# [To do]
Find and copy each line of the records where the string "structured" shows up.

# [Provided entries]
----

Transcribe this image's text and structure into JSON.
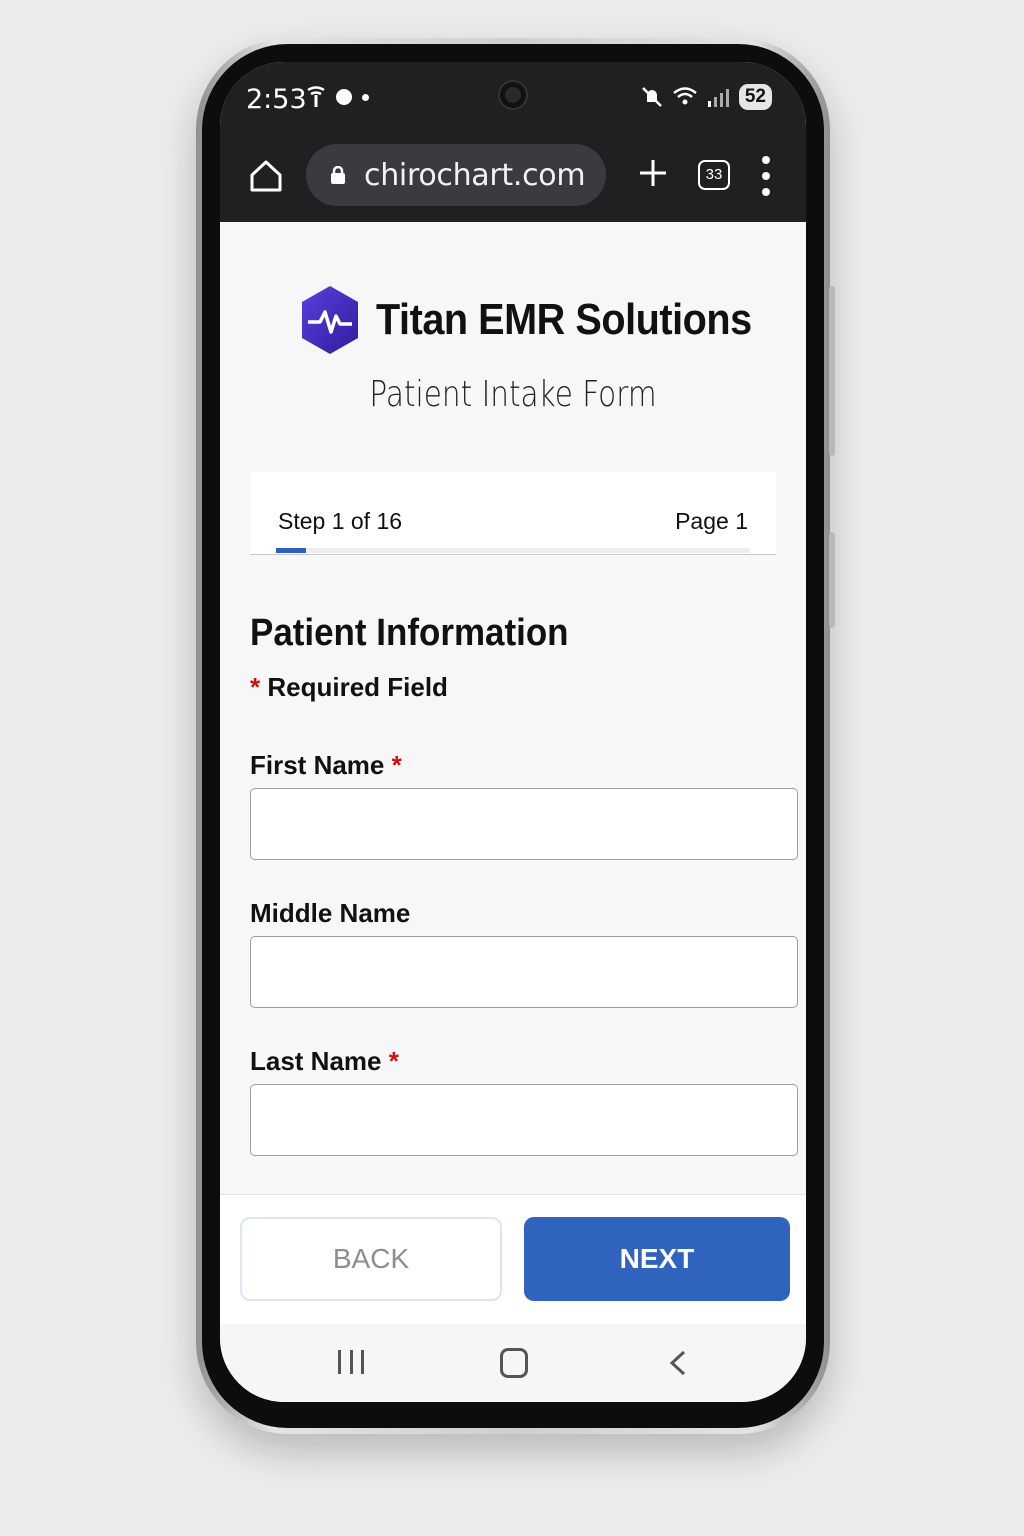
{
  "status_bar": {
    "time": "2:53",
    "battery": "52",
    "icons_left": [
      "antenna-icon",
      "dot-icon",
      "small-dot-icon"
    ],
    "icons_right": [
      "mute-icon",
      "wifi-icon",
      "signal-icon"
    ]
  },
  "browser": {
    "url": "chirochart.com",
    "tab_count": "33",
    "icons": [
      "home-icon",
      "lock-icon",
      "plus-icon",
      "tabs-icon",
      "more-icon"
    ]
  },
  "brand": {
    "name": "Titan EMR Solutions",
    "logo_color": "#3f2bbd"
  },
  "form": {
    "subtitle": "Patient Intake Form",
    "step_label": "Step 1 of 16",
    "page_label": "Page 1",
    "progress_fraction": 0.0625,
    "section_title": "Patient Information",
    "required_star": "*",
    "required_note": "Required Field",
    "fields": [
      {
        "label": "First Name",
        "required": "*",
        "value": ""
      },
      {
        "label": "Middle Name",
        "required": "",
        "value": ""
      },
      {
        "label": "Last Name",
        "required": "*",
        "value": ""
      }
    ]
  },
  "buttons": {
    "back": "BACK",
    "next": "NEXT"
  },
  "colors": {
    "accent": "#2f63bd",
    "required": "#cc1010"
  }
}
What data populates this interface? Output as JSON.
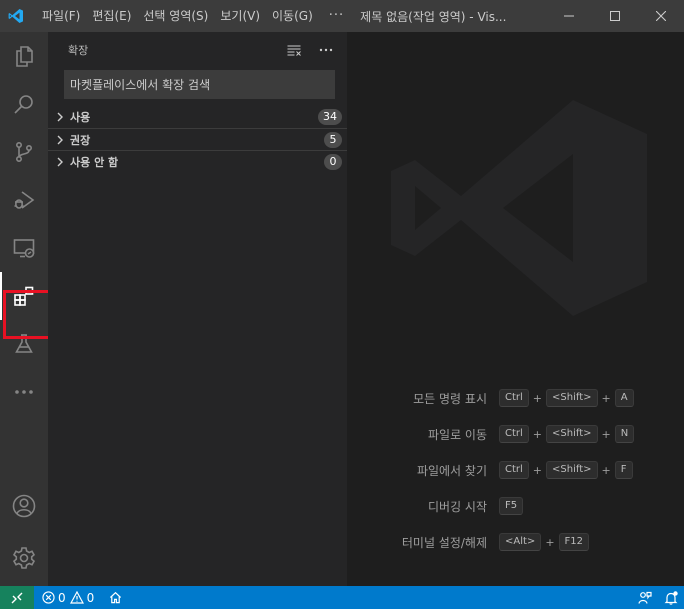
{
  "titlebar": {
    "menu": [
      "파일(F)",
      "편집(E)",
      "선택 영역(S)",
      "보기(V)",
      "이동(G)"
    ],
    "more": "···",
    "window_title": "제목 없음(작업 영역) - Vis..."
  },
  "sidebar": {
    "title": "확장",
    "search_placeholder": "마켓플레이스에서 확장 검색",
    "sections": [
      {
        "label": "사용",
        "count": "34"
      },
      {
        "label": "권장",
        "count": "5"
      },
      {
        "label": "사용 안 함",
        "count": "0"
      }
    ]
  },
  "shortcuts": [
    {
      "label": "모든 명령 표시",
      "keys": [
        "Ctrl",
        "<Shift>",
        "A"
      ]
    },
    {
      "label": "파일로 이동",
      "keys": [
        "Ctrl",
        "<Shift>",
        "N"
      ]
    },
    {
      "label": "파일에서 찾기",
      "keys": [
        "Ctrl",
        "<Shift>",
        "F"
      ]
    },
    {
      "label": "디버깅 시작",
      "keys": [
        "F5"
      ]
    },
    {
      "label": "터미널 설정/해제",
      "keys": [
        "<Alt>",
        "F12"
      ]
    }
  ],
  "statusbar": {
    "errors": "0",
    "warnings": "0"
  },
  "colors": {
    "accent": "#007acc",
    "remote": "#16825d",
    "highlight": "#e81123",
    "logo": "#23a9f2"
  },
  "icons": {
    "activity": [
      "files-icon",
      "search-icon",
      "source-control-icon",
      "run-debug-icon",
      "remote-explorer-icon",
      "extensions-icon",
      "testing-icon",
      "more-icon",
      "account-icon",
      "settings-gear-icon"
    ]
  }
}
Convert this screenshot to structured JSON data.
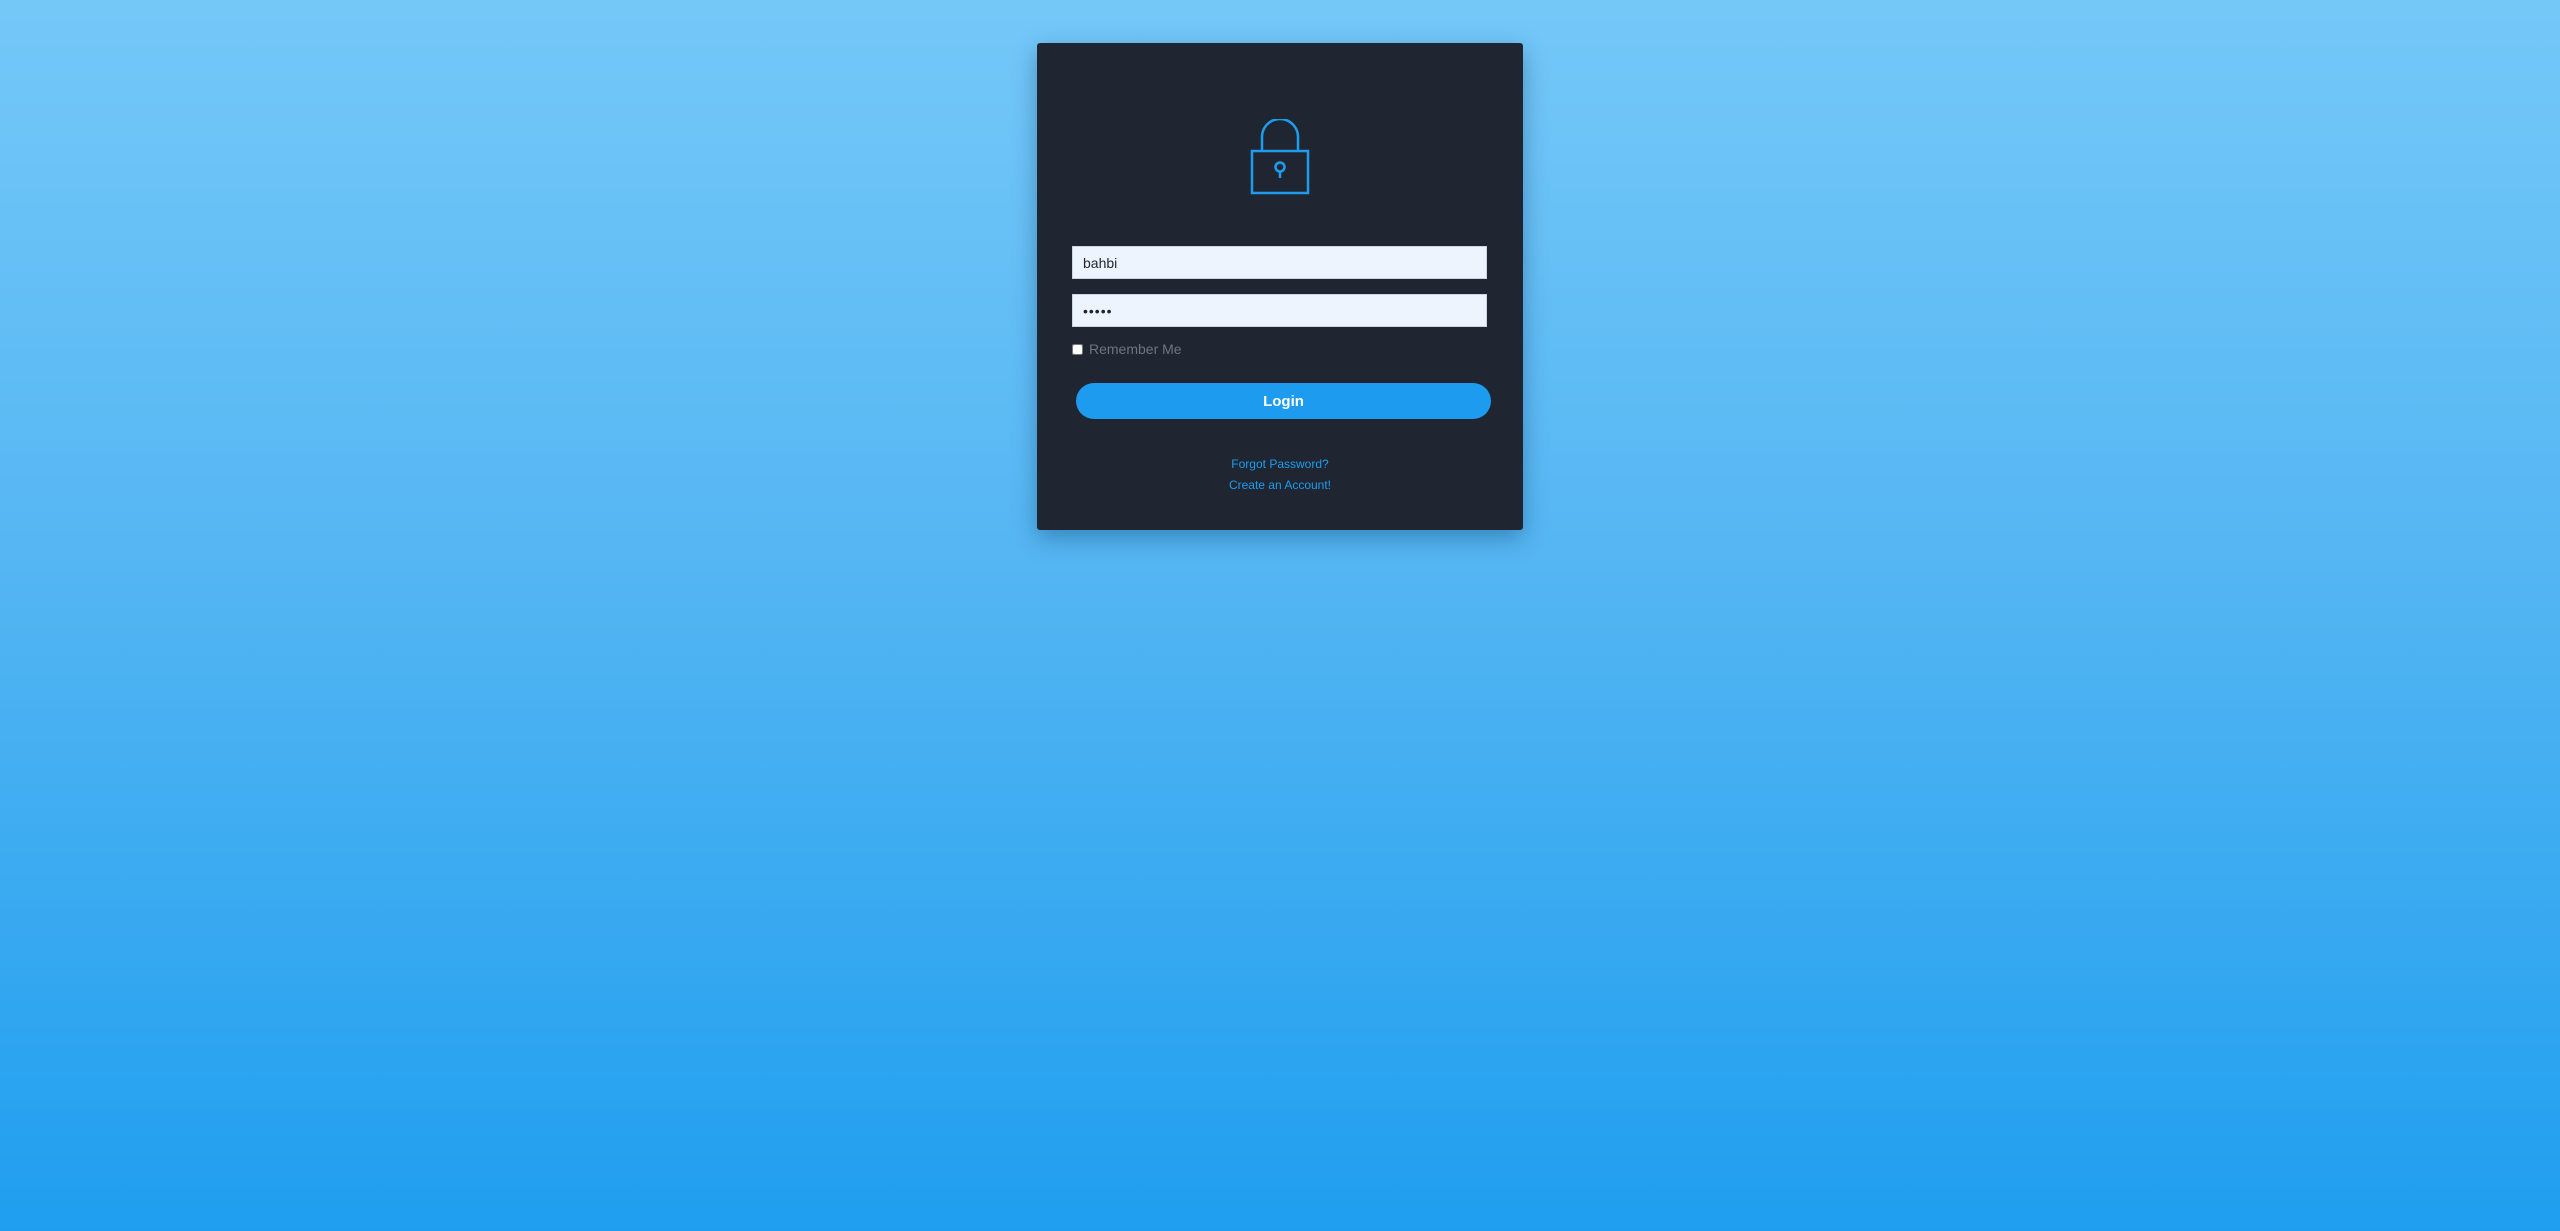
{
  "login": {
    "username_value": "bahbi",
    "password_value": "•••••",
    "remember_label": "Remember Me",
    "login_label": "Login",
    "forgot_link": "Forgot Password?",
    "create_link": "Create an Account!"
  },
  "icons": {
    "lock": "lock-icon"
  },
  "colors": {
    "accent": "#1d9cef",
    "card": "#1f2631",
    "bg_top": "#74c8f8",
    "bg_bottom": "#1f9eef"
  }
}
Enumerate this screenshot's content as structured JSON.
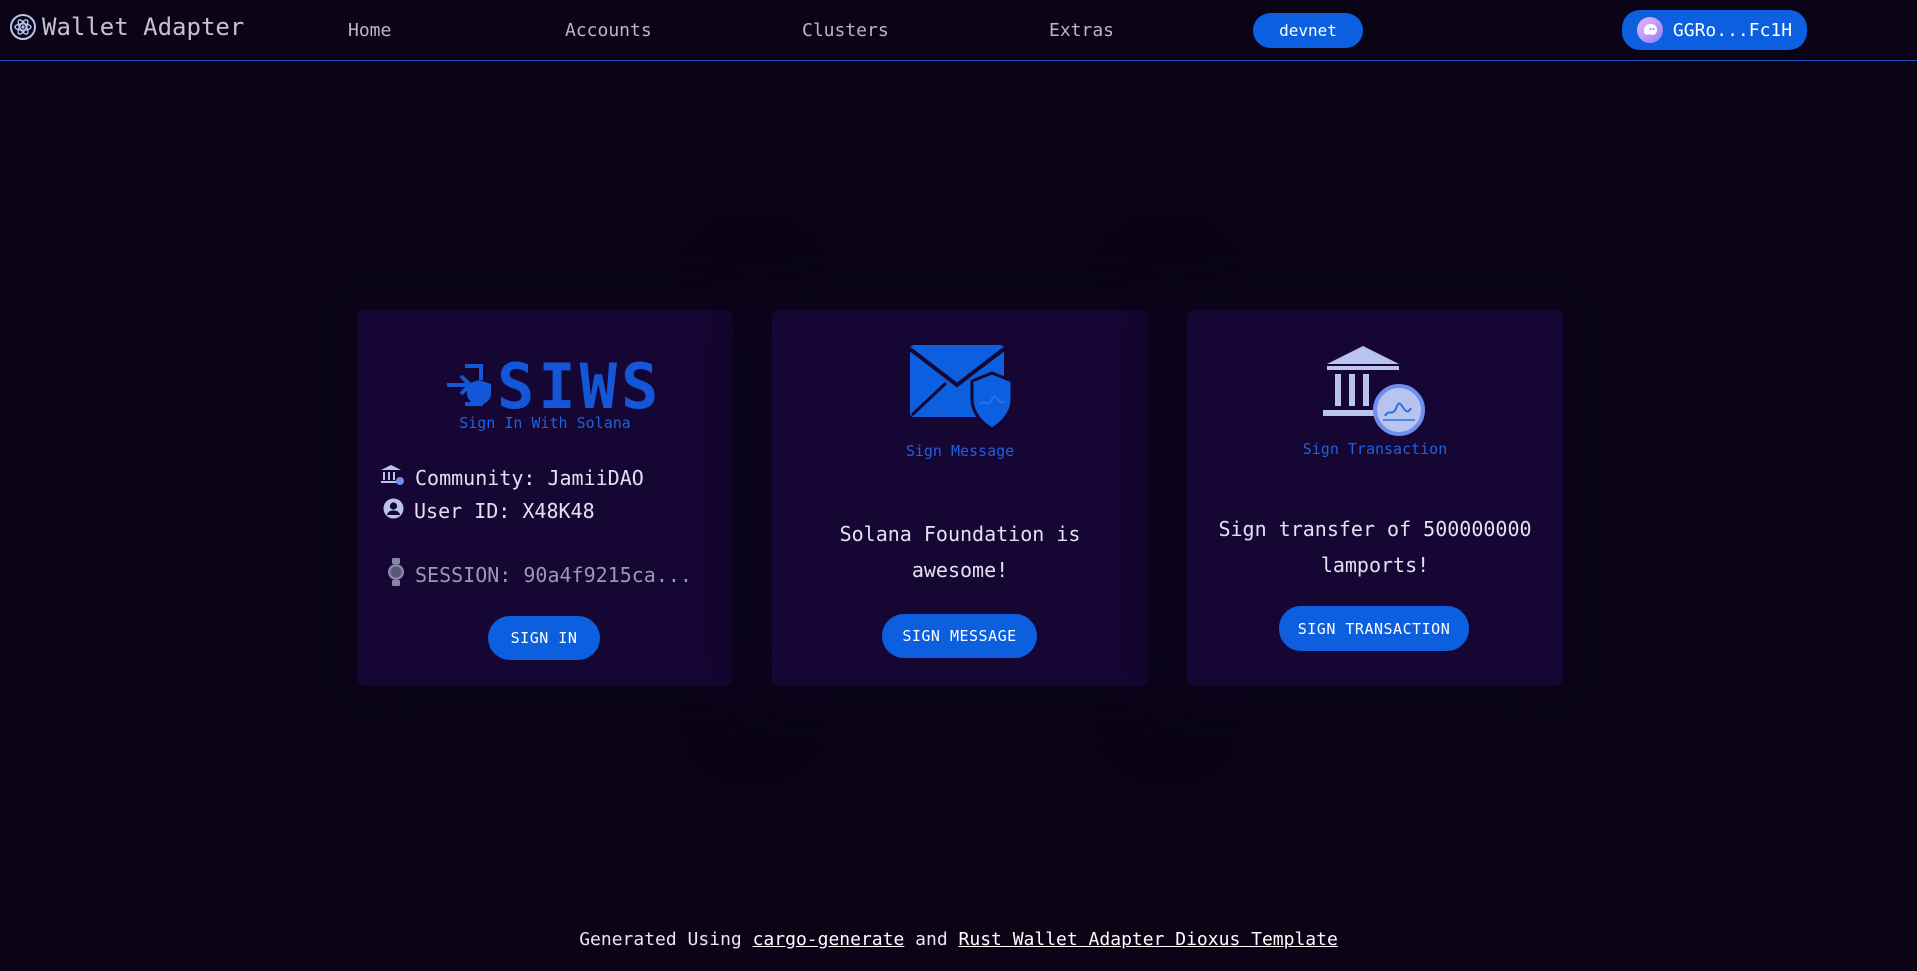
{
  "header": {
    "brand_title": "Wallet Adapter",
    "nav": [
      {
        "label": "Home"
      },
      {
        "label": "Accounts"
      },
      {
        "label": "Clusters"
      },
      {
        "label": "Extras"
      }
    ],
    "cluster_label": "devnet",
    "wallet_address": "GGRo...Fc1H"
  },
  "cards": {
    "siws": {
      "logo_text": "SIWS",
      "label": "Sign In With Solana",
      "community": "Community: JamiiDAO",
      "user_id": "User ID: X48K48",
      "session": "SESSION: 90a4f9215ca...",
      "button_label": "SIGN IN"
    },
    "message": {
      "label": "Sign Message",
      "text": "Solana Foundation is awesome!",
      "button_label": "SIGN MESSAGE"
    },
    "transaction": {
      "label": "Sign Transaction",
      "text": "Sign transfer of 500000000 lamports!",
      "button_label": "SIGN TRANSACTION"
    }
  },
  "footer": {
    "prefix": "Generated Using",
    "link1": "cargo-generate",
    "middle": "and",
    "link2": "Rust Wallet Adapter Dioxus Template"
  },
  "colors": {
    "background": "#0a0416",
    "card": "#160634",
    "accent": "#0c5fde",
    "label": "#1e62dc"
  },
  "icons": [
    "atom-logo-icon",
    "login-shield-icon",
    "bank-icon",
    "user-circle-icon",
    "watch-icon",
    "envelope-shield-icon",
    "bank-signature-icon",
    "wallet-ghost-icon"
  ]
}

----

# [Finished exercise]
Convert this screenshot to structured JSON data.
Enumerate this screenshot's content as structured JSON.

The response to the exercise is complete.